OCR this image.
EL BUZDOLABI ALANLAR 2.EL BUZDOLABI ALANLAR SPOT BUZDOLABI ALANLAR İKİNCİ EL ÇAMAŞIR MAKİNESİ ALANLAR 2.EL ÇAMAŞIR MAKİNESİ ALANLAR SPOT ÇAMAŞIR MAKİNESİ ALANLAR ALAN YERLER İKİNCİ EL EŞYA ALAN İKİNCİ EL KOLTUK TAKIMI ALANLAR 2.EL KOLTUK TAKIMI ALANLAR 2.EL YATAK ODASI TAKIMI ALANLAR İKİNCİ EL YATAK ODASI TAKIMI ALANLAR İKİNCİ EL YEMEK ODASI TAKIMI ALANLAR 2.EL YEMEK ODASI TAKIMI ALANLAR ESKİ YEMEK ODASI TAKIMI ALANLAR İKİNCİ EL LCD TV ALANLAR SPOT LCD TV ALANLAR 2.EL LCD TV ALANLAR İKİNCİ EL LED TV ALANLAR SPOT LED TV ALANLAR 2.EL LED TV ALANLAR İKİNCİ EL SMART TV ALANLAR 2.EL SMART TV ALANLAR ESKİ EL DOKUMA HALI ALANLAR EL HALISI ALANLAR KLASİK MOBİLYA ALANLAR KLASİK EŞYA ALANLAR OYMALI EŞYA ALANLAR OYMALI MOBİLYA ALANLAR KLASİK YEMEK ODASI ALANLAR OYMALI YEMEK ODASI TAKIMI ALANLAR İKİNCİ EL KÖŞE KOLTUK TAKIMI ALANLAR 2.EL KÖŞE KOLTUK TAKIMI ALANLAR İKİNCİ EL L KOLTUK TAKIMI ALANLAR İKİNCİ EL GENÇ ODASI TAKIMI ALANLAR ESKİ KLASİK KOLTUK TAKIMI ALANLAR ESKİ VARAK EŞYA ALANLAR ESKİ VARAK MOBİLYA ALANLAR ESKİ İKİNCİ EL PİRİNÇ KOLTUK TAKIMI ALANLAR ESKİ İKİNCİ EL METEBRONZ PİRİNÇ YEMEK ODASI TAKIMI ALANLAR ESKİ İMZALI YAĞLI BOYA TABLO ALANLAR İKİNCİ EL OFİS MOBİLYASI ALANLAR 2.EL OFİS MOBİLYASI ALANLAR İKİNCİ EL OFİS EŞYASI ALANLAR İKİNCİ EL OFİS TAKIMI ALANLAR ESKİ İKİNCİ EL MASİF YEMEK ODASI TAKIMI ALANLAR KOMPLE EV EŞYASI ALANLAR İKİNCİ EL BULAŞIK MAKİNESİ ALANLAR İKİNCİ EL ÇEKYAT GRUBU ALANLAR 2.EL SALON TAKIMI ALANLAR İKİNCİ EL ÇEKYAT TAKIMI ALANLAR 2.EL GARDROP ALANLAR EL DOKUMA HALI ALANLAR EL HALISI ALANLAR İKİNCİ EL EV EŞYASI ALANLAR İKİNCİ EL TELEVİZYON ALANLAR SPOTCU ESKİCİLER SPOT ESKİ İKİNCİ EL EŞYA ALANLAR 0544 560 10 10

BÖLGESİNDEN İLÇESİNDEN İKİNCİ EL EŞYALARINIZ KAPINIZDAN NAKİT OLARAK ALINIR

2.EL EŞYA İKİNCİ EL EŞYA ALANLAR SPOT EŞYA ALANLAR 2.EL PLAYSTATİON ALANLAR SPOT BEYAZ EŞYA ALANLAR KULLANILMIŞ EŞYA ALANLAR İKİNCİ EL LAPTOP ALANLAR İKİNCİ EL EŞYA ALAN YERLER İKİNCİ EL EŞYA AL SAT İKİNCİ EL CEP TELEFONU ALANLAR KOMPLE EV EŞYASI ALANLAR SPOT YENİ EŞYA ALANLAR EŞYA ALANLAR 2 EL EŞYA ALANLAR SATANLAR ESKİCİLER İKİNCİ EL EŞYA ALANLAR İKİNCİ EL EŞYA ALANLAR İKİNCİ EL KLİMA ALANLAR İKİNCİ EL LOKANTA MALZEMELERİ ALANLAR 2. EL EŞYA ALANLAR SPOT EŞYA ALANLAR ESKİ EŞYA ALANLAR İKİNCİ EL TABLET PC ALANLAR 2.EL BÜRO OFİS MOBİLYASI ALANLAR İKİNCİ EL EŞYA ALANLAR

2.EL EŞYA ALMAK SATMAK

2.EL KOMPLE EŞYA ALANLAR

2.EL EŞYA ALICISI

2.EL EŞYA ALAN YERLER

**Task requirements:**
Give the material above again, word for word.

**Written solution:**
OCR this image.
EL BUZDOLABI ALANLAR 2.EL BUZDOLABI ALANLAR SPOT BUZDOLABI ALANLAR İKİNCİ EL ÇAMAŞIR MAKİNESİ ALANLAR 2.EL ÇAMAŞIR MAKİNESİ ALANLAR SPOT ÇAMAŞIR MAKİNESİ ALANLAR ALAN YERLER İKİNCİ EL EŞYA ALAN İKİNCİ EL KOLTUK TAKIMI ALANLAR 2.EL KOLTUK TAKIMI ALANLAR 2.EL YATAK ODASI TAKIMI ALANLAR İKİNCİ EL YATAK ODASI TAKIMI ALANLAR İKİNCİ EL YEMEK ODASI TAKIMI ALANLAR 2.EL YEMEK ODASI TAKIMI ALANLAR ESKİ YEMEK ODASI TAKIMI ALANLAR İKİNCİ EL LCD TV ALANLAR SPOT LCD TV ALANLAR 2.EL LCD TV ALANLAR İKİNCİ EL LED TV ALANLAR SPOT LED TV ALANLAR 2.EL LED TV ALANLAR İKİNCİ EL SMART TV ALANLAR 2.EL SMART TV ALANLAR ESKİ EL DOKUMA HALI ALANLAR EL HALISI ALANLAR KLASİK MOBİLYA ALANLAR KLASİK EŞYA ALANLAR OYMALI EŞYA ALANLAR OYMALI MOBİLYA ALANLAR KLASİK YEMEK ODASI ALANLAR OYMALI YEMEK ODASI TAKIMI ALANLAR İKİNCİ EL KÖŞE KOLTUK TAKIMI ALANLAR 2.EL KÖŞE KOLTUK TAKIMI ALANLAR İKİNCİ EL L KOLTUK TAKIMI ALANLAR İKİNCİ EL GENÇ ODASI TAKIMI ALANLAR ESKİ KLASİK KOLTUK TAKIMI ALANLAR ESKİ VARAK EŞYA ALANLAR ESKİ VARAK MOBİLYA ALANLAR ESKİ İKİNCİ EL PİRİNÇ KOLTUK TAKIMI ALANLAR ESKİ İKİNCİ EL METEBRONZ PİRİNÇ YEMEK ODASI TAKIMI ALANLAR ESKİ İMZALI YAĞLI BOYA TABLO ALANLAR İKİNCİ EL OFİS MOBİLYASI ALANLAR 2.EL OFİS MOBİLYASI ALANLAR İKİNCİ EL OFİS EŞYASI ALANLAR İKİNCİ EL OFİS TAKIMI ALANLAR ESKİ İKİNCİ EL MASİF YEMEK ODASI TAKIMI ALANLAR KOMPLE EV EŞYASI ALANLAR İKİNCİ EL BULAŞIK MAKİNESİ ALANLAR İKİNCİ EL ÇEKYAT GRUBU ALANLAR 2.EL SALON TAKIMI ALANLAR İKİNCİ EL ÇEKYAT TAKIMI ALANLAR 2.EL GARDROP ALANLAR EL DOKUMA HALI ALANLAR EL HALISI ALANLAR İKİNCİ EL EV EŞYASI ALANLAR İKİNCİ EL TELEVİZYON ALANLAR SPOTCU ESKİCİLER SPOT ESKİ İKİNCİ EL EŞYA ALANLAR 0544 560 10 10

BÖLGESİNDEN İLÇESİNDEN İKİNCİ EL EŞYALARINIZ KAPINIZDAN NAKİT OLARAK ALINIR

2.EL EŞYA İKİNCİ EL EŞYA ALANLAR SPOT EŞYA ALANLAR 2.EL PLAYSTATİON ALANLAR SPOT BEYAZ EŞYA ALANLAR KULLANILMIŞ EŞYA ALANLAR İKİNCİ EL LAPTOP ALANLAR İKİNCİ EL EŞYA ALAN YERLER İKİNCİ EL EŞYA AL SAT İKİNCİ EL CEP TELEFONU ALANLAR KOMPLE EV EŞYASI ALANLAR SPOT YENİ EŞYA ALANLAR EŞYA ALANLAR 2 EL EŞYA ALANLAR SATANLAR ESKİCİLER İKİNCİ EL EŞYA ALANLAR İKİNCİ EL EŞYA ALANLAR İKİNCİ EL KLİMA ALANLAR İKİNCİ EL LOKANTA MALZEMELERİ ALANLAR 2. EL EŞYA ALANLAR SPOT EŞYA ALANLAR ESKİ EŞYA ALANLAR İKİNCİ EL TABLET PC ALANLAR 2.EL BÜRO OFİS MOBİLYASI ALANLAR İKİNCİ EL EŞYA ALANLAR

2.EL EŞYA ALMAK SATMAK

2.EL KOMPLE EŞYA ALANLAR

2.EL EŞYA ALICISI

2.EL EŞYA ALAN YERLER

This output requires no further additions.